— START OF Input rows —

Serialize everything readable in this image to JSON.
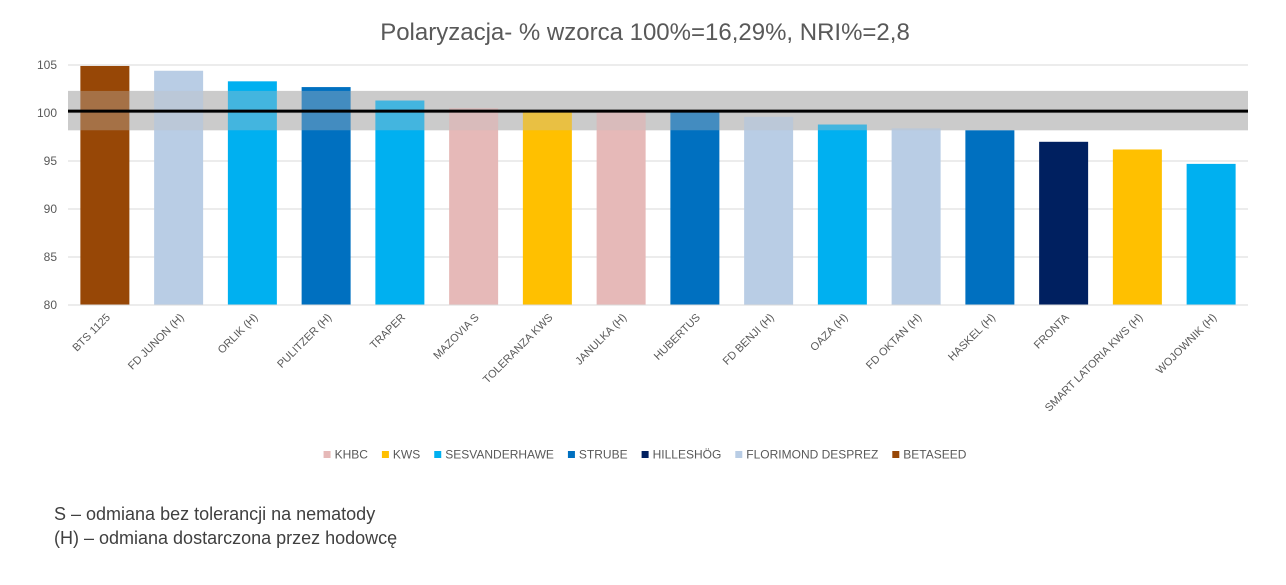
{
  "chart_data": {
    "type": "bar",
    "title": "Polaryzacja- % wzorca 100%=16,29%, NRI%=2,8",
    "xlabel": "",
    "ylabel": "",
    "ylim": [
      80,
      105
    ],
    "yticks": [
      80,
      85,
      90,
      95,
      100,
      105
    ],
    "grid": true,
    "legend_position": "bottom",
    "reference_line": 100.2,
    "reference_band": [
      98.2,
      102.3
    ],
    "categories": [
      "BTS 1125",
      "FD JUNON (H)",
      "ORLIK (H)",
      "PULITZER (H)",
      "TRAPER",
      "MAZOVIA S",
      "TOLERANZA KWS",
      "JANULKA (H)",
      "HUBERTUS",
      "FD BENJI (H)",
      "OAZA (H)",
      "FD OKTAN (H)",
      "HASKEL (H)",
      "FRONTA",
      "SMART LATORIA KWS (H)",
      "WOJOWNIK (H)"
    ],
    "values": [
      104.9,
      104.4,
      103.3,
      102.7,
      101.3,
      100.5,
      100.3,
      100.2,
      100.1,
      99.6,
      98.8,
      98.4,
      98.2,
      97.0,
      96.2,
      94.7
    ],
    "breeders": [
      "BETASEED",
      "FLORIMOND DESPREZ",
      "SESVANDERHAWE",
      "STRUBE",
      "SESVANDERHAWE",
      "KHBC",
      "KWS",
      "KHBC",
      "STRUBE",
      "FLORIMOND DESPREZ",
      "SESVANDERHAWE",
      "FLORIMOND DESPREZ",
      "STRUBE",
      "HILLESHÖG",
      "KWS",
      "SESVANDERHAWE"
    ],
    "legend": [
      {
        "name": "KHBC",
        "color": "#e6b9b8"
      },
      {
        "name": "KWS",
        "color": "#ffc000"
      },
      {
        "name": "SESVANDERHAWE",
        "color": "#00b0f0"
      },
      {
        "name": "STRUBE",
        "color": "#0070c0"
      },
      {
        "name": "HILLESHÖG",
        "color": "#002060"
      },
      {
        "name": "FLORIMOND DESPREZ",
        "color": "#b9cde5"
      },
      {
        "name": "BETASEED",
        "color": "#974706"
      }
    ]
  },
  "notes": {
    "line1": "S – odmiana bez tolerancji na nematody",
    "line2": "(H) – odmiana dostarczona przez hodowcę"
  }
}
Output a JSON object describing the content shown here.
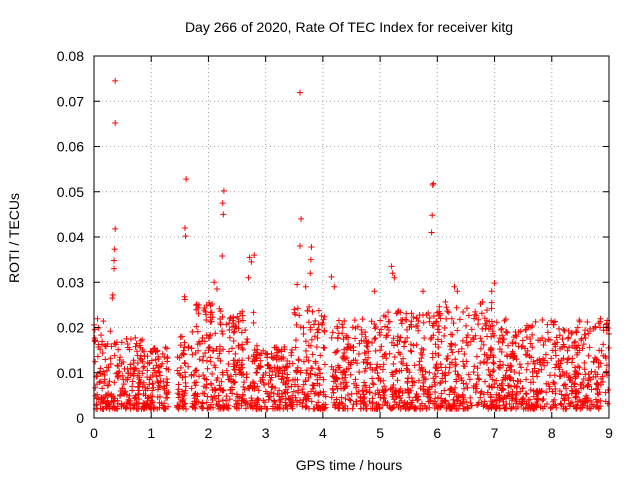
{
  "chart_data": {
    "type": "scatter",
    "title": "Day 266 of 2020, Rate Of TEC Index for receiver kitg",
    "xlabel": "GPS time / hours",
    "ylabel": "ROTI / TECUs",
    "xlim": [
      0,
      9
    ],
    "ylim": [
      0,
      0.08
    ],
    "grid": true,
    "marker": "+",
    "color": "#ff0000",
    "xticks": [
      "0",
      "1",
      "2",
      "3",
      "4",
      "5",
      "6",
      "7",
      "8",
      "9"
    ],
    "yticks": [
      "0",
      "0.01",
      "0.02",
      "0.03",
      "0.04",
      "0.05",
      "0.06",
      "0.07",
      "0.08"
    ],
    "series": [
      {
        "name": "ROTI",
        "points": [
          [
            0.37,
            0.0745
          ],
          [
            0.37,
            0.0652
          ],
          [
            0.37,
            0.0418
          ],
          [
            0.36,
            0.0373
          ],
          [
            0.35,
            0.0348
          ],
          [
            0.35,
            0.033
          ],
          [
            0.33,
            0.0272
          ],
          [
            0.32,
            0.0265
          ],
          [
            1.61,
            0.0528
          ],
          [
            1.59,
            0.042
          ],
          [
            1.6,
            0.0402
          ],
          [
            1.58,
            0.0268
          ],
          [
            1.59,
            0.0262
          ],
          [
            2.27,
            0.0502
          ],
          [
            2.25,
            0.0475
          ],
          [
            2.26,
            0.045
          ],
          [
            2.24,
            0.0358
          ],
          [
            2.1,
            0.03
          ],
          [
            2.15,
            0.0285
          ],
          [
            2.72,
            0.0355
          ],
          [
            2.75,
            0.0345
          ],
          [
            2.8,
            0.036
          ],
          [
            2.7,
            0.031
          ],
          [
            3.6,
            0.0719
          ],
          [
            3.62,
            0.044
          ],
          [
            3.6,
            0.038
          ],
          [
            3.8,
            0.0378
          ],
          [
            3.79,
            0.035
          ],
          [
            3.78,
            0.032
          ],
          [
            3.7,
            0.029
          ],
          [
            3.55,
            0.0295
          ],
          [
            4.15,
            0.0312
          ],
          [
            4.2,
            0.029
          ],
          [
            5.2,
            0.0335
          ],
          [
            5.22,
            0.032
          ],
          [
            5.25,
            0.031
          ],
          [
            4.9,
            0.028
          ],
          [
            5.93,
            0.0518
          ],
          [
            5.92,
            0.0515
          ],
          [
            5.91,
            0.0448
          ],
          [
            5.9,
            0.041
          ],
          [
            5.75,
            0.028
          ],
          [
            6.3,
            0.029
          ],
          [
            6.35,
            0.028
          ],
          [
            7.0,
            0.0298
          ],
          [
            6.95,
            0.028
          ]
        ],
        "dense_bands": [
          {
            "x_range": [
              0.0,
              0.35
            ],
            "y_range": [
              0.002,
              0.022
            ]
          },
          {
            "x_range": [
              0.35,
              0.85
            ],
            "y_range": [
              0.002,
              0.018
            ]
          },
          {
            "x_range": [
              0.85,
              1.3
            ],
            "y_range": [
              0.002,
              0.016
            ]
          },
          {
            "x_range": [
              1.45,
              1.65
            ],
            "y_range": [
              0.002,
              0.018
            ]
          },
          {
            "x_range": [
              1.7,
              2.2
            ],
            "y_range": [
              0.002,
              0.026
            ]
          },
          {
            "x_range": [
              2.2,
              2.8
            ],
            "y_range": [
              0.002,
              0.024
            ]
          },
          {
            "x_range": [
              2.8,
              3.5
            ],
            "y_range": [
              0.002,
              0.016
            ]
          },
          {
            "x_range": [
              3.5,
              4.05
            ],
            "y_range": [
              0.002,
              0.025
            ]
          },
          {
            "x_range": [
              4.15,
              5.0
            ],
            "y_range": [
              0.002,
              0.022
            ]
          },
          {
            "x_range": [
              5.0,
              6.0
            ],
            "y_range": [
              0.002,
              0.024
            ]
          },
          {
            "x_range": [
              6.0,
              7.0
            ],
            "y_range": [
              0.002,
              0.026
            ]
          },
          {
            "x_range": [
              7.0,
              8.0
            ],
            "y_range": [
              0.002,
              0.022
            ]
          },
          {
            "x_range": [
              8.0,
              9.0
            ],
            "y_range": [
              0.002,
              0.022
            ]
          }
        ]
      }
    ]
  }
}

— END OF Input rows —

Task to complete —
Your task is to transcribe all of the records precisely, with no images included.

Task answer —
Serialize everything readable in this image to JSON.
{
  "chart_data": {
    "type": "bar",
    "title": "Polaryzacja- % wzorca 100%=16,29%, NRI%=2,8",
    "xlabel": "",
    "ylabel": "",
    "ylim": [
      80,
      105
    ],
    "yticks": [
      80,
      85,
      90,
      95,
      100,
      105
    ],
    "grid": true,
    "legend_position": "bottom",
    "reference_line": 100.2,
    "reference_band": [
      98.2,
      102.3
    ],
    "categories": [
      "BTS 1125",
      "FD JUNON (H)",
      "ORLIK (H)",
      "PULITZER (H)",
      "TRAPER",
      "MAZOVIA S",
      "TOLERANZA KWS",
      "JANULKA (H)",
      "HUBERTUS",
      "FD BENJI (H)",
      "OAZA (H)",
      "FD OKTAN (H)",
      "HASKEL (H)",
      "FRONTA",
      "SMART LATORIA KWS (H)",
      "WOJOWNIK (H)"
    ],
    "values": [
      104.9,
      104.4,
      103.3,
      102.7,
      101.3,
      100.5,
      100.3,
      100.2,
      100.1,
      99.6,
      98.8,
      98.4,
      98.2,
      97.0,
      96.2,
      94.7
    ],
    "breeders": [
      "BETASEED",
      "FLORIMOND DESPREZ",
      "SESVANDERHAWE",
      "STRUBE",
      "SESVANDERHAWE",
      "KHBC",
      "KWS",
      "KHBC",
      "STRUBE",
      "FLORIMOND DESPREZ",
      "SESVANDERHAWE",
      "FLORIMOND DESPREZ",
      "STRUBE",
      "HILLESHÖG",
      "KWS",
      "SESVANDERHAWE"
    ],
    "legend": [
      {
        "name": "KHBC",
        "color": "#e6b9b8"
      },
      {
        "name": "KWS",
        "color": "#ffc000"
      },
      {
        "name": "SESVANDERHAWE",
        "color": "#00b0f0"
      },
      {
        "name": "STRUBE",
        "color": "#0070c0"
      },
      {
        "name": "HILLESHÖG",
        "color": "#002060"
      },
      {
        "name": "FLORIMOND DESPREZ",
        "color": "#b9cde5"
      },
      {
        "name": "BETASEED",
        "color": "#974706"
      }
    ]
  },
  "notes": {
    "line1": "S – odmiana bez tolerancji na nematody",
    "line2": "(H) – odmiana dostarczona przez hodowcę"
  }
}
Output a JSON object describing the content shown here.
{
  "chart_data": {
    "type": "scatter",
    "title": "Day 266 of 2020, Rate Of TEC Index for receiver kitg",
    "xlabel": "GPS time / hours",
    "ylabel": "ROTI / TECUs",
    "xlim": [
      0,
      9
    ],
    "ylim": [
      0,
      0.08
    ],
    "grid": true,
    "marker": "+",
    "color": "#ff0000",
    "xticks": [
      "0",
      "1",
      "2",
      "3",
      "4",
      "5",
      "6",
      "7",
      "8",
      "9"
    ],
    "yticks": [
      "0",
      "0.01",
      "0.02",
      "0.03",
      "0.04",
      "0.05",
      "0.06",
      "0.07",
      "0.08"
    ],
    "series": [
      {
        "name": "ROTI",
        "points": [
          [
            0.37,
            0.0745
          ],
          [
            0.37,
            0.0652
          ],
          [
            0.37,
            0.0418
          ],
          [
            0.36,
            0.0373
          ],
          [
            0.35,
            0.0348
          ],
          [
            0.35,
            0.033
          ],
          [
            0.33,
            0.0272
          ],
          [
            0.32,
            0.0265
          ],
          [
            1.61,
            0.0528
          ],
          [
            1.59,
            0.042
          ],
          [
            1.6,
            0.0402
          ],
          [
            1.58,
            0.0268
          ],
          [
            1.59,
            0.0262
          ],
          [
            2.27,
            0.0502
          ],
          [
            2.25,
            0.0475
          ],
          [
            2.26,
            0.045
          ],
          [
            2.24,
            0.0358
          ],
          [
            2.1,
            0.03
          ],
          [
            2.15,
            0.0285
          ],
          [
            2.72,
            0.0355
          ],
          [
            2.75,
            0.0345
          ],
          [
            2.8,
            0.036
          ],
          [
            2.7,
            0.031
          ],
          [
            3.6,
            0.0719
          ],
          [
            3.62,
            0.044
          ],
          [
            3.6,
            0.038
          ],
          [
            3.8,
            0.0378
          ],
          [
            3.79,
            0.035
          ],
          [
            3.78,
            0.032
          ],
          [
            3.7,
            0.029
          ],
          [
            3.55,
            0.0295
          ],
          [
            4.15,
            0.0312
          ],
          [
            4.2,
            0.029
          ],
          [
            5.2,
            0.0335
          ],
          [
            5.22,
            0.032
          ],
          [
            5.25,
            0.031
          ],
          [
            4.9,
            0.028
          ],
          [
            5.93,
            0.0518
          ],
          [
            5.92,
            0.0515
          ],
          [
            5.91,
            0.0448
          ],
          [
            5.9,
            0.041
          ],
          [
            5.75,
            0.028
          ],
          [
            6.3,
            0.029
          ],
          [
            6.35,
            0.028
          ],
          [
            7.0,
            0.0298
          ],
          [
            6.95,
            0.028
          ]
        ],
        "dense_bands": [
          {
            "x_range": [
              0.0,
              0.35
            ],
            "y_range": [
              0.002,
              0.022
            ]
          },
          {
            "x_range": [
              0.35,
              0.85
            ],
            "y_range": [
              0.002,
              0.018
            ]
          },
          {
            "x_range": [
              0.85,
              1.3
            ],
            "y_range": [
              0.002,
              0.016
            ]
          },
          {
            "x_range": [
              1.45,
              1.65
            ],
            "y_range": [
              0.002,
              0.018
            ]
          },
          {
            "x_range": [
              1.7,
              2.2
            ],
            "y_range": [
              0.002,
              0.026
            ]
          },
          {
            "x_range": [
              2.2,
              2.8
            ],
            "y_range": [
              0.002,
              0.024
            ]
          },
          {
            "x_range": [
              2.8,
              3.5
            ],
            "y_range": [
              0.002,
              0.016
            ]
          },
          {
            "x_range": [
              3.5,
              4.05
            ],
            "y_range": [
              0.002,
              0.025
            ]
          },
          {
            "x_range": [
              4.15,
              5.0
            ],
            "y_range": [
              0.002,
              0.022
            ]
          },
          {
            "x_range": [
              5.0,
              6.0
            ],
            "y_range": [
              0.002,
              0.024
            ]
          },
          {
            "x_range": [
              6.0,
              7.0
            ],
            "y_range": [
              0.002,
              0.026
            ]
          },
          {
            "x_range": [
              7.0,
              8.0
            ],
            "y_range": [
              0.002,
              0.022
            ]
          },
          {
            "x_range": [
              8.0,
              9.0
            ],
            "y_range": [
              0.002,
              0.022
            ]
          }
        ]
      }
    ]
  }
}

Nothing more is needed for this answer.